◆ **Exercise directions**
Report each line below that carries the word "icon".

= = = = =

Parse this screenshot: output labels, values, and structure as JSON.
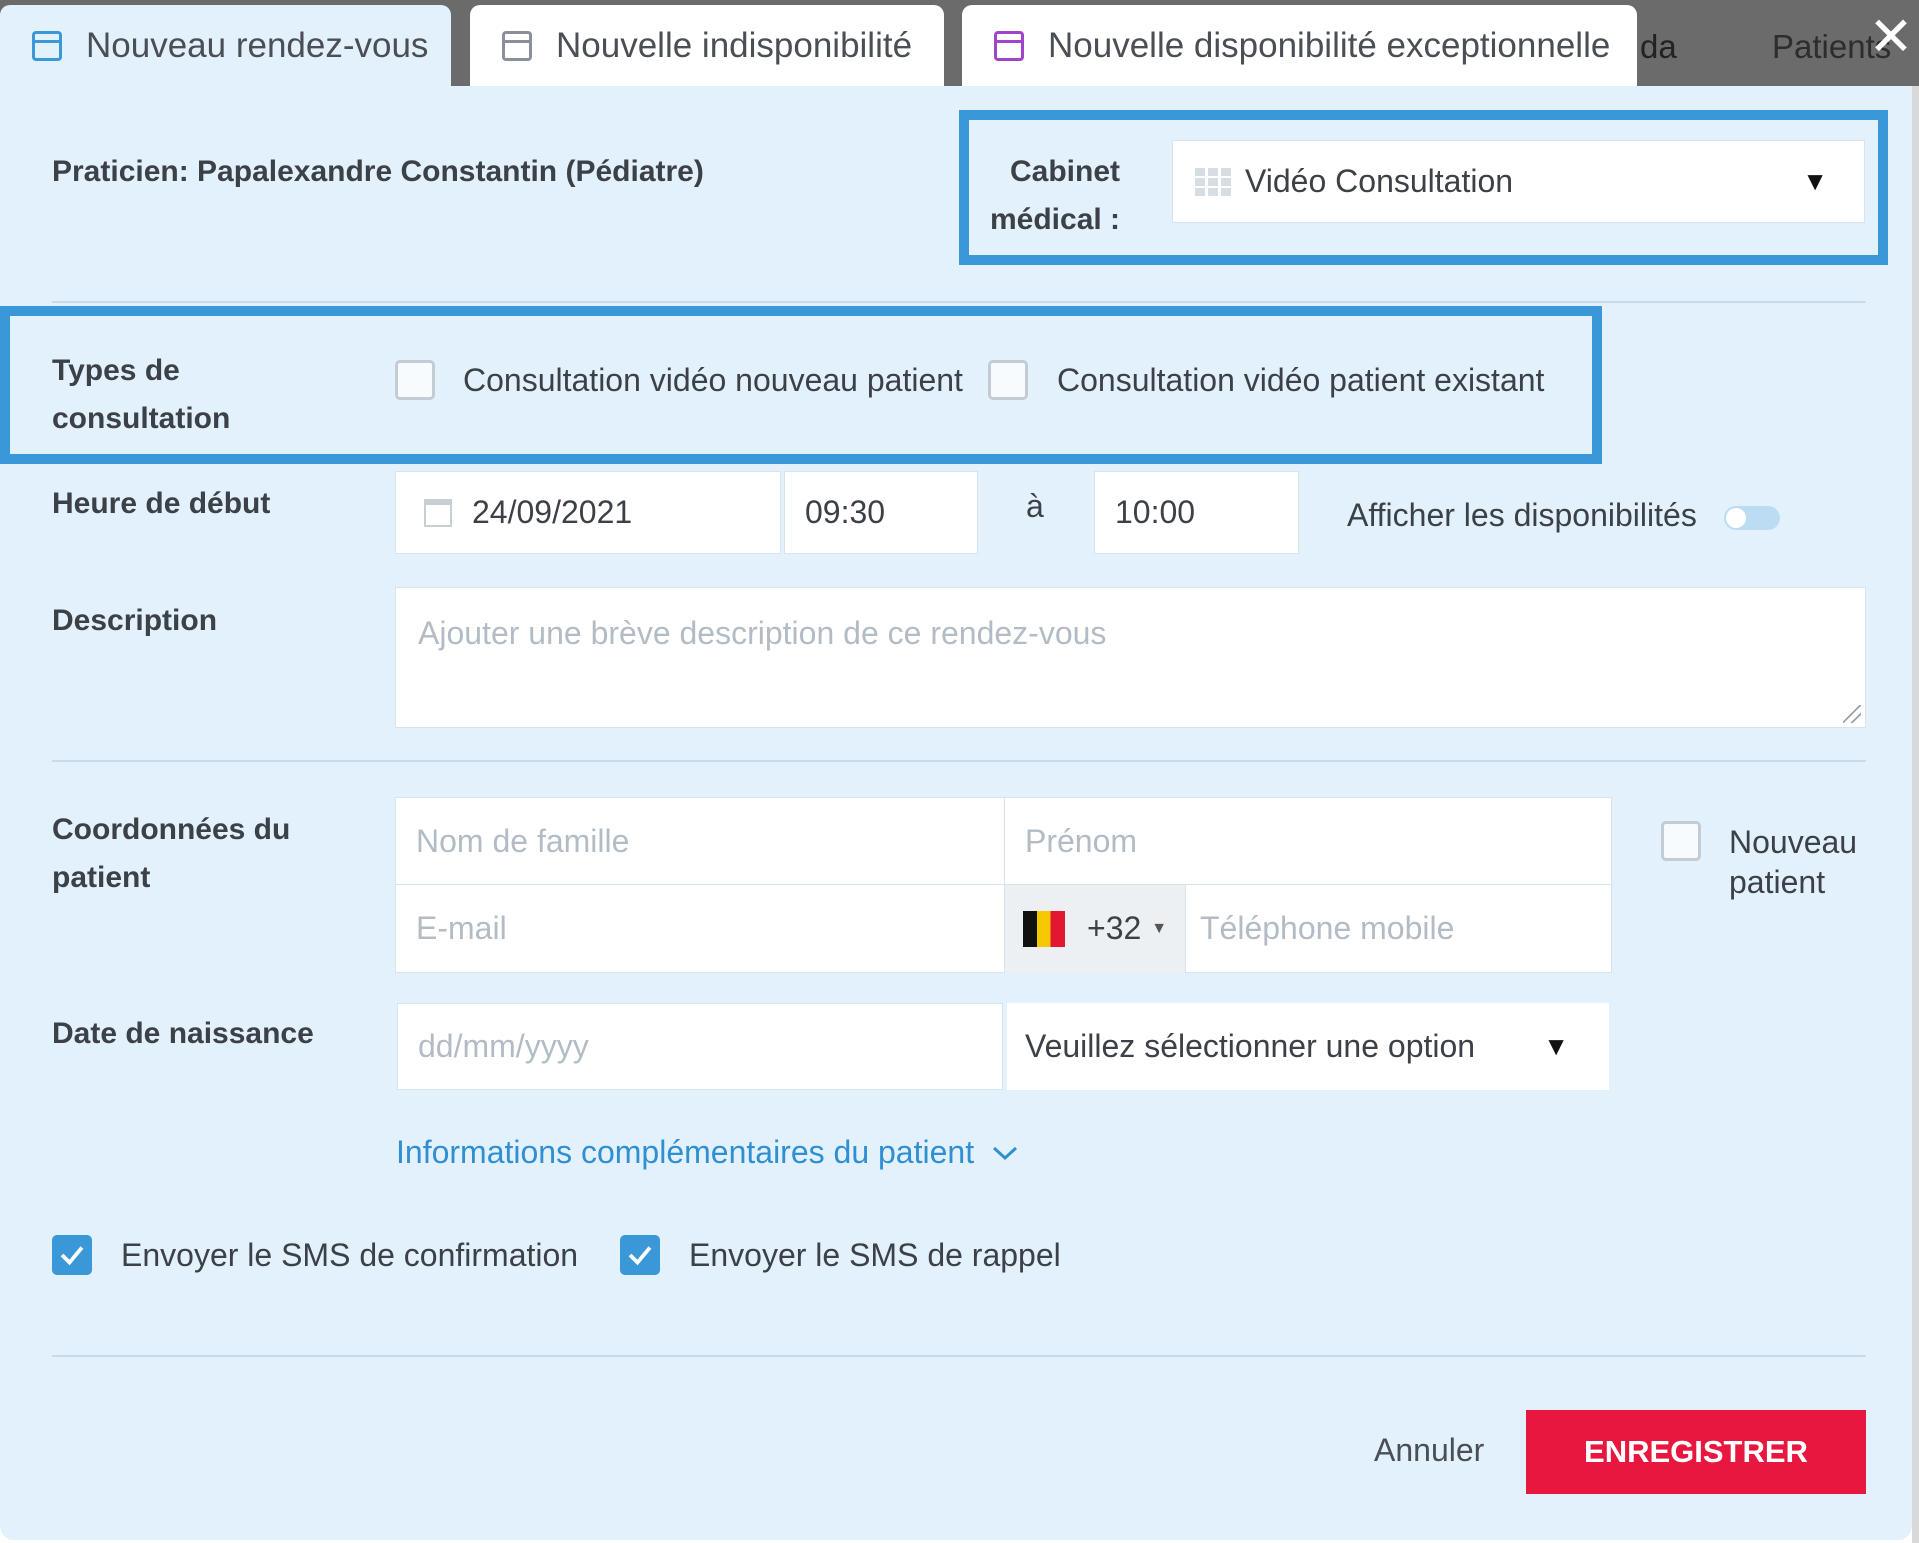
{
  "tabs": [
    {
      "label": "Nouveau rendez-vous",
      "icon": "calendar-plus-icon",
      "color": "#3a98d8"
    },
    {
      "label": "Nouvelle indisponibilité",
      "icon": "calendar-minus-icon",
      "color": "#8a9099"
    },
    {
      "label": "Nouvelle disponibilité exceptionnelle",
      "icon": "calendar-icon",
      "color": "#a044c9"
    }
  ],
  "background_tabs": [
    "da",
    "Patients"
  ],
  "close_label": "✕",
  "practitioner": "Praticien: Papalexandre Constantin (Pédiatre)",
  "cabinet": {
    "label_line1": "Cabinet",
    "label_line2": "médical :",
    "value": "Vidéo Consultation",
    "arrow": "▼"
  },
  "consultation_types": {
    "label_line1": "Types de",
    "label_line2": "consultation",
    "options": [
      "Consultation vidéo nouveau patient",
      "Consultation vidéo patient existant"
    ]
  },
  "start_time": {
    "label": "Heure de début",
    "date": "24/09/2021",
    "from": "09:30",
    "separator": "à",
    "to": "10:00",
    "availability_label": "Afficher les disponibilités"
  },
  "description": {
    "label": "Description",
    "placeholder": "Ajouter une brève description de ce rendez-vous"
  },
  "patient": {
    "label_line1": "Coordonnées du",
    "label_line2": "patient",
    "last_name_placeholder": "Nom de famille",
    "first_name_placeholder": "Prénom",
    "email_placeholder": "E-mail",
    "phone_prefix": "+32",
    "phone_placeholder": "Téléphone mobile",
    "new_patient_line1": "Nouveau",
    "new_patient_line2": "patient"
  },
  "birth": {
    "label": "Date de naissance",
    "placeholder": "dd/mm/yyyy",
    "select_value": "Veuillez sélectionner une option",
    "arrow": "▼"
  },
  "more_info": "Informations complémentaires du patient",
  "sms": {
    "confirmation": "Envoyer le SMS de confirmation",
    "reminder": "Envoyer le SMS de rappel"
  },
  "actions": {
    "cancel": "Annuler",
    "save": "ENREGISTRER"
  },
  "colors": {
    "accent": "#3a98d8",
    "save": "#e8173f",
    "dialog_bg": "#e3f1fc"
  }
}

= = = = =

◆ **Written reply**
      "icon": "calendar-plus-icon",
      "icon": "calendar-minus-icon",
      "icon": "calendar-icon",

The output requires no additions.